RAW DATA:
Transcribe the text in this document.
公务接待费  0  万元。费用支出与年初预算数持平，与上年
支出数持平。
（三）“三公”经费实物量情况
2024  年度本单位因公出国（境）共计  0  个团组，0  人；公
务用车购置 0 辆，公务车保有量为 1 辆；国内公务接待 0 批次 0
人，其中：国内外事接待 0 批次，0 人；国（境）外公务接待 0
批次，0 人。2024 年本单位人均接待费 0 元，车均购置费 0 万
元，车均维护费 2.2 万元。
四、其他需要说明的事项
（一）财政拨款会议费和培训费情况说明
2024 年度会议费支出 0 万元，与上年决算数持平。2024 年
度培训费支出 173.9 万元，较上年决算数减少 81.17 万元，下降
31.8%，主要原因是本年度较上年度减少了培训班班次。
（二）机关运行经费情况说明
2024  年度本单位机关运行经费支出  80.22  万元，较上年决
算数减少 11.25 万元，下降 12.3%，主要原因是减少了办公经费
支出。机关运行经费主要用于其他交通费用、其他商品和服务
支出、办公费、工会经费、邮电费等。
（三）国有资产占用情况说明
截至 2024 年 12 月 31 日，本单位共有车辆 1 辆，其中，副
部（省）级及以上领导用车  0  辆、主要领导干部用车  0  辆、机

==

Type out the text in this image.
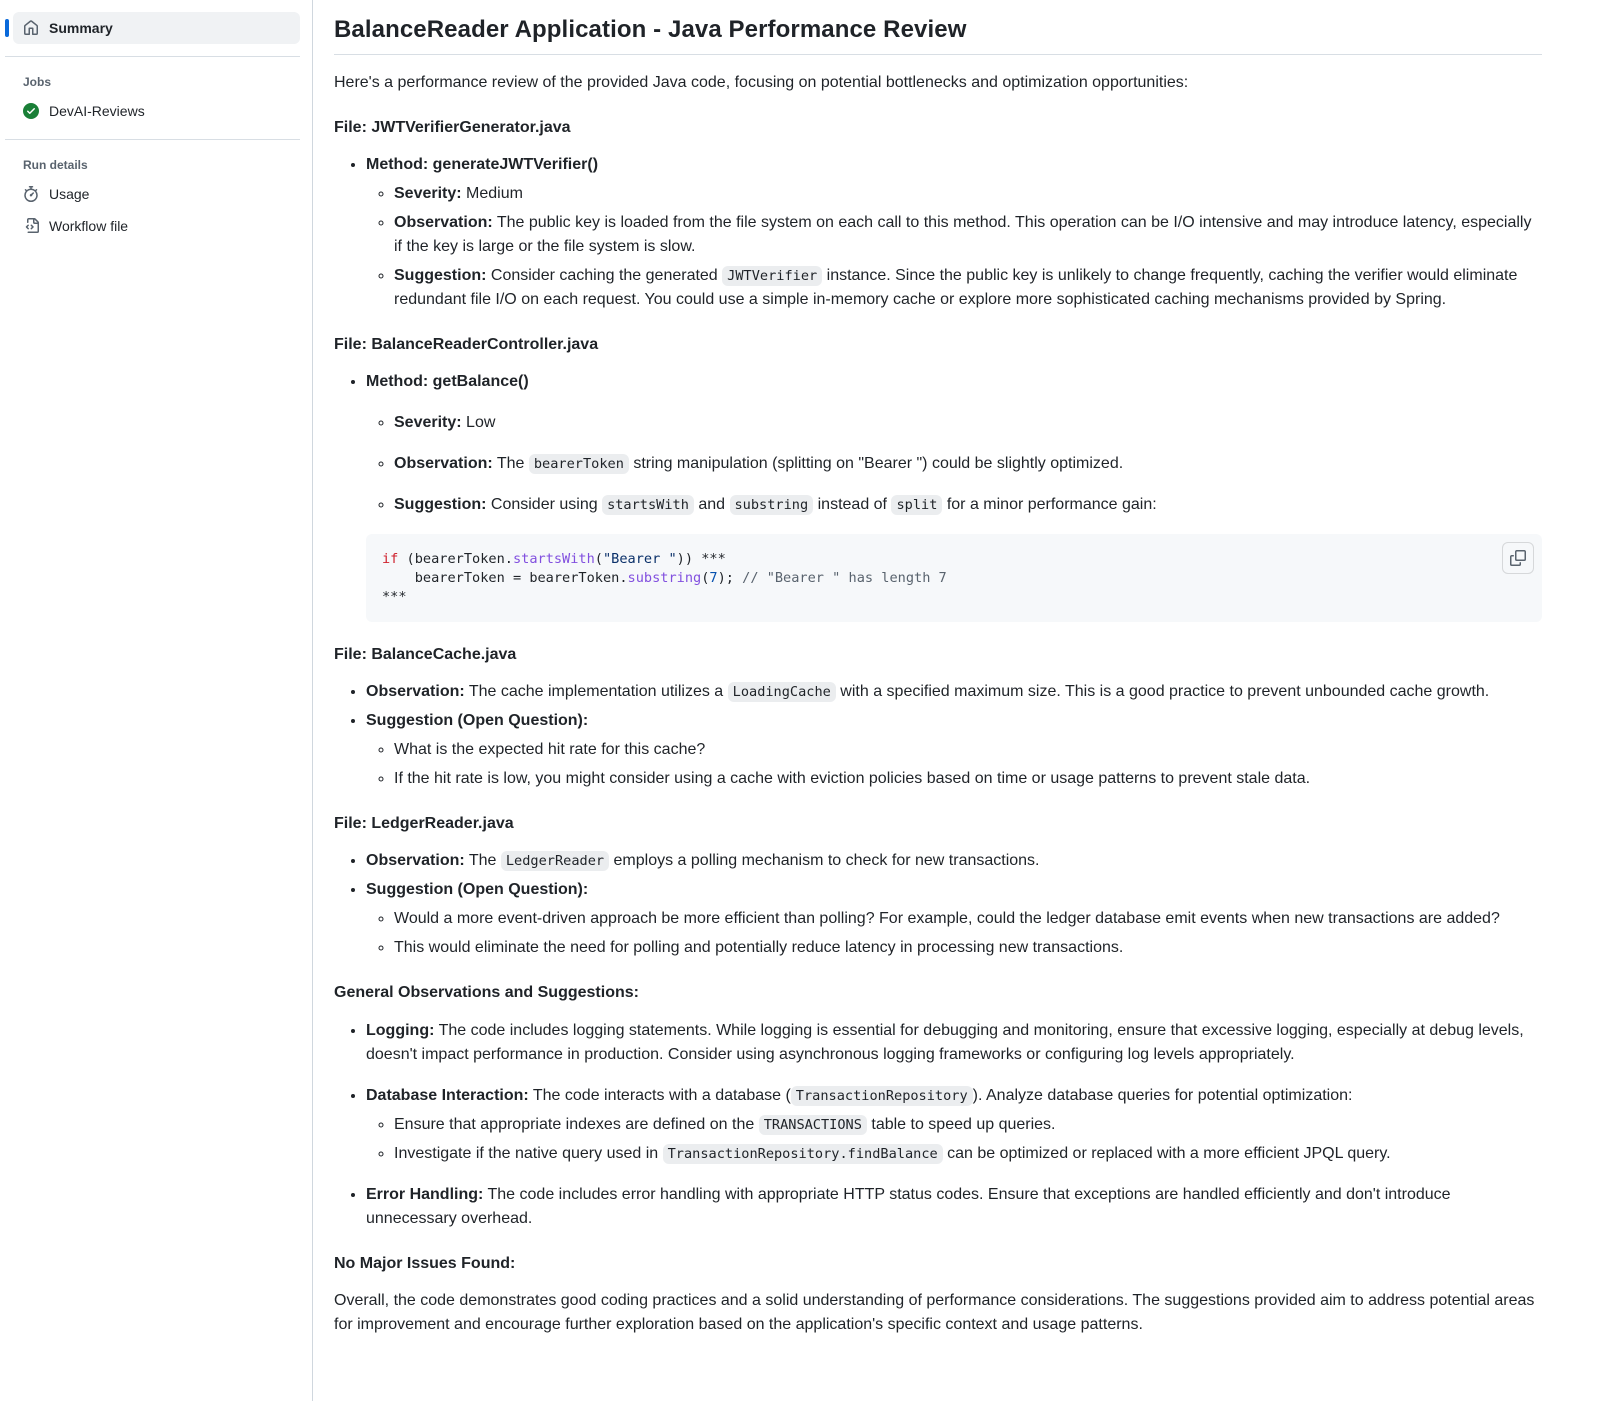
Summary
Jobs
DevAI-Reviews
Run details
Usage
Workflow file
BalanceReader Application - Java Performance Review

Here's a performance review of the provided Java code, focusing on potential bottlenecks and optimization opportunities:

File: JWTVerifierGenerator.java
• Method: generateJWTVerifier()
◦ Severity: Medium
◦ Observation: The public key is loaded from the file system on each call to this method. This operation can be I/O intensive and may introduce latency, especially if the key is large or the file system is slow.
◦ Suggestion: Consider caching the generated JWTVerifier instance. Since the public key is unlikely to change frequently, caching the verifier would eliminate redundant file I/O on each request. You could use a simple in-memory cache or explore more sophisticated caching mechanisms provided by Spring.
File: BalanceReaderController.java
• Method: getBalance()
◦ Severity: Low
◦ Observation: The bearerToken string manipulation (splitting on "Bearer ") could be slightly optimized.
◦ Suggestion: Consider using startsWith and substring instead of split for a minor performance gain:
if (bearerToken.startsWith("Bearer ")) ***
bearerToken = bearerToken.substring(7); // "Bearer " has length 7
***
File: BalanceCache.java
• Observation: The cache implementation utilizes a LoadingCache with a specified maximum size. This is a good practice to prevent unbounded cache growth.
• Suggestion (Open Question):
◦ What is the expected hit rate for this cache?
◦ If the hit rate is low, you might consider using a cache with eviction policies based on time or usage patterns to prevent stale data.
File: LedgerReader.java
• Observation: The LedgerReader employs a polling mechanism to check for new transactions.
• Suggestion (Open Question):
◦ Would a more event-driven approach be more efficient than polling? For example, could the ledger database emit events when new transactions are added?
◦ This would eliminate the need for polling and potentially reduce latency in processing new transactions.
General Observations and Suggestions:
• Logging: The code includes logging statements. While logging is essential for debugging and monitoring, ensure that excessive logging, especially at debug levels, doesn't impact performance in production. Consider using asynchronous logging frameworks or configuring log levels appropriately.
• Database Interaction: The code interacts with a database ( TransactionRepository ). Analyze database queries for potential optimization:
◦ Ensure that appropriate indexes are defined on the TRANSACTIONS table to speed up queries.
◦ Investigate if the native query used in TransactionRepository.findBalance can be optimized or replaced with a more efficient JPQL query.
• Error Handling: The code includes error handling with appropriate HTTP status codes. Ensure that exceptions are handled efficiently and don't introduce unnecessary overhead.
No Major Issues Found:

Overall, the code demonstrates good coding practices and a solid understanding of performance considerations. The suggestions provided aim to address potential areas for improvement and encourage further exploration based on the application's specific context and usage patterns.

REQUIREMENT:
Note how many lines in the material hold the word "provided", and give that number with nothing added.

ANSWER TO THE TASK:
3